Prompt →
Every line that holds the string "riob" is to be identified and copied.

(Excerpts from a figure dataset)
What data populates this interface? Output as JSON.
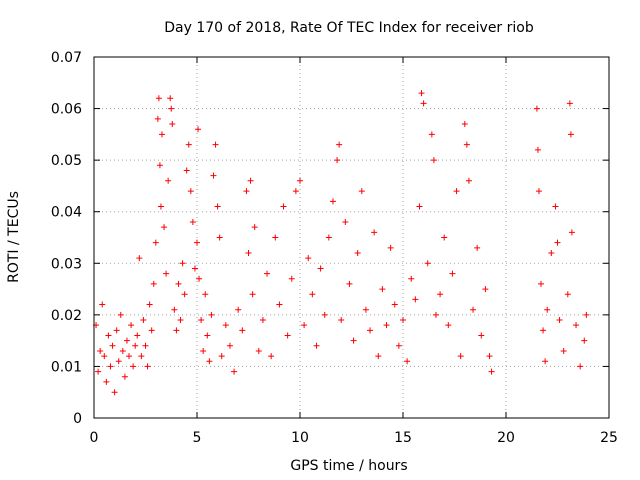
{
  "chart_data": {
    "type": "scatter",
    "title": "Day 170 of 2018, Rate Of TEC Index for receiver riob",
    "xlabel": "GPS time / hours",
    "ylabel": "ROTI / TECUs",
    "xlim": [
      0,
      25
    ],
    "ylim": [
      0,
      0.07
    ],
    "xticks": [
      0,
      5,
      10,
      15,
      20,
      25
    ],
    "xtick_labels": [
      "0",
      "5",
      "10",
      "15",
      "20",
      "25"
    ],
    "yticks": [
      0,
      0.01,
      0.02,
      0.03,
      0.04,
      0.05,
      0.06,
      0.07
    ],
    "ytick_labels": [
      "0",
      "0.01",
      "0.02",
      "0.03",
      "0.04",
      "0.05",
      "0.06",
      "0.07"
    ],
    "grid": true,
    "marker": "+",
    "color": "#ff0000",
    "data_gaps_hours": [
      [
        19.5,
        21.4
      ]
    ],
    "series": [
      {
        "name": "riob",
        "points": [
          [
            0.1,
            0.018
          ],
          [
            0.2,
            0.009
          ],
          [
            0.3,
            0.013
          ],
          [
            0.4,
            0.022
          ],
          [
            0.5,
            0.012
          ],
          [
            0.6,
            0.007
          ],
          [
            0.7,
            0.016
          ],
          [
            0.8,
            0.01
          ],
          [
            0.9,
            0.014
          ],
          [
            1.0,
            0.005
          ],
          [
            1.1,
            0.017
          ],
          [
            1.2,
            0.011
          ],
          [
            1.3,
            0.02
          ],
          [
            1.4,
            0.013
          ],
          [
            1.5,
            0.008
          ],
          [
            1.6,
            0.015
          ],
          [
            1.7,
            0.012
          ],
          [
            1.8,
            0.018
          ],
          [
            1.9,
            0.01
          ],
          [
            2.0,
            0.014
          ],
          [
            2.1,
            0.016
          ],
          [
            2.2,
            0.031
          ],
          [
            2.3,
            0.012
          ],
          [
            2.4,
            0.019
          ],
          [
            2.5,
            0.014
          ],
          [
            2.6,
            0.01
          ],
          [
            2.7,
            0.022
          ],
          [
            2.8,
            0.017
          ],
          [
            2.9,
            0.026
          ],
          [
            3.0,
            0.034
          ],
          [
            3.1,
            0.058
          ],
          [
            3.15,
            0.062
          ],
          [
            3.2,
            0.049
          ],
          [
            3.25,
            0.041
          ],
          [
            3.3,
            0.055
          ],
          [
            3.4,
            0.037
          ],
          [
            3.5,
            0.028
          ],
          [
            3.6,
            0.046
          ],
          [
            3.7,
            0.062
          ],
          [
            3.75,
            0.06
          ],
          [
            3.8,
            0.057
          ],
          [
            3.9,
            0.021
          ],
          [
            4.0,
            0.017
          ],
          [
            4.1,
            0.026
          ],
          [
            4.2,
            0.019
          ],
          [
            4.3,
            0.03
          ],
          [
            4.4,
            0.024
          ],
          [
            4.5,
            0.048
          ],
          [
            4.6,
            0.053
          ],
          [
            4.7,
            0.044
          ],
          [
            4.8,
            0.038
          ],
          [
            4.9,
            0.029
          ],
          [
            5.0,
            0.034
          ],
          [
            5.05,
            0.056
          ],
          [
            5.1,
            0.027
          ],
          [
            5.2,
            0.019
          ],
          [
            5.3,
            0.013
          ],
          [
            5.4,
            0.024
          ],
          [
            5.5,
            0.016
          ],
          [
            5.6,
            0.011
          ],
          [
            5.7,
            0.02
          ],
          [
            5.8,
            0.047
          ],
          [
            5.9,
            0.053
          ],
          [
            6.0,
            0.041
          ],
          [
            6.1,
            0.035
          ],
          [
            6.2,
            0.012
          ],
          [
            6.4,
            0.018
          ],
          [
            6.6,
            0.014
          ],
          [
            6.8,
            0.009
          ],
          [
            7.0,
            0.021
          ],
          [
            7.2,
            0.017
          ],
          [
            7.4,
            0.044
          ],
          [
            7.5,
            0.032
          ],
          [
            7.6,
            0.046
          ],
          [
            7.7,
            0.024
          ],
          [
            7.8,
            0.037
          ],
          [
            8.0,
            0.013
          ],
          [
            8.2,
            0.019
          ],
          [
            8.4,
            0.028
          ],
          [
            8.6,
            0.012
          ],
          [
            8.8,
            0.035
          ],
          [
            9.0,
            0.022
          ],
          [
            9.2,
            0.041
          ],
          [
            9.4,
            0.016
          ],
          [
            9.6,
            0.027
          ],
          [
            9.8,
            0.044
          ],
          [
            10.0,
            0.046
          ],
          [
            10.2,
            0.018
          ],
          [
            10.4,
            0.031
          ],
          [
            10.6,
            0.024
          ],
          [
            10.8,
            0.014
          ],
          [
            11.0,
            0.029
          ],
          [
            11.2,
            0.02
          ],
          [
            11.4,
            0.035
          ],
          [
            11.6,
            0.042
          ],
          [
            11.8,
            0.05
          ],
          [
            11.9,
            0.053
          ],
          [
            12.0,
            0.019
          ],
          [
            12.2,
            0.038
          ],
          [
            12.4,
            0.026
          ],
          [
            12.6,
            0.015
          ],
          [
            12.8,
            0.032
          ],
          [
            13.0,
            0.044
          ],
          [
            13.2,
            0.021
          ],
          [
            13.4,
            0.017
          ],
          [
            13.6,
            0.036
          ],
          [
            13.8,
            0.012
          ],
          [
            14.0,
            0.025
          ],
          [
            14.2,
            0.018
          ],
          [
            14.4,
            0.033
          ],
          [
            14.6,
            0.022
          ],
          [
            14.8,
            0.014
          ],
          [
            15.0,
            0.019
          ],
          [
            15.2,
            0.011
          ],
          [
            15.4,
            0.027
          ],
          [
            15.6,
            0.023
          ],
          [
            15.8,
            0.041
          ],
          [
            15.9,
            0.063
          ],
          [
            16.0,
            0.061
          ],
          [
            16.2,
            0.03
          ],
          [
            16.4,
            0.055
          ],
          [
            16.5,
            0.05
          ],
          [
            16.6,
            0.02
          ],
          [
            16.8,
            0.024
          ],
          [
            17.0,
            0.035
          ],
          [
            17.2,
            0.018
          ],
          [
            17.4,
            0.028
          ],
          [
            17.6,
            0.044
          ],
          [
            17.8,
            0.012
          ],
          [
            18.0,
            0.057
          ],
          [
            18.1,
            0.053
          ],
          [
            18.2,
            0.046
          ],
          [
            18.4,
            0.021
          ],
          [
            18.6,
            0.033
          ],
          [
            18.8,
            0.016
          ],
          [
            19.0,
            0.025
          ],
          [
            19.2,
            0.012
          ],
          [
            19.3,
            0.009
          ],
          [
            21.5,
            0.06
          ],
          [
            21.55,
            0.052
          ],
          [
            21.6,
            0.044
          ],
          [
            21.7,
            0.026
          ],
          [
            21.8,
            0.017
          ],
          [
            21.9,
            0.011
          ],
          [
            22.0,
            0.021
          ],
          [
            22.2,
            0.032
          ],
          [
            22.4,
            0.041
          ],
          [
            22.5,
            0.034
          ],
          [
            22.6,
            0.019
          ],
          [
            22.8,
            0.013
          ],
          [
            23.0,
            0.024
          ],
          [
            23.1,
            0.061
          ],
          [
            23.15,
            0.055
          ],
          [
            23.2,
            0.036
          ],
          [
            23.4,
            0.018
          ],
          [
            23.6,
            0.01
          ],
          [
            23.8,
            0.015
          ],
          [
            23.9,
            0.02
          ]
        ]
      }
    ]
  }
}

Solution to the exercise →
    "title": "Day 170 of 2018, Rate Of TEC Index for receiver riob",
        "name": "riob",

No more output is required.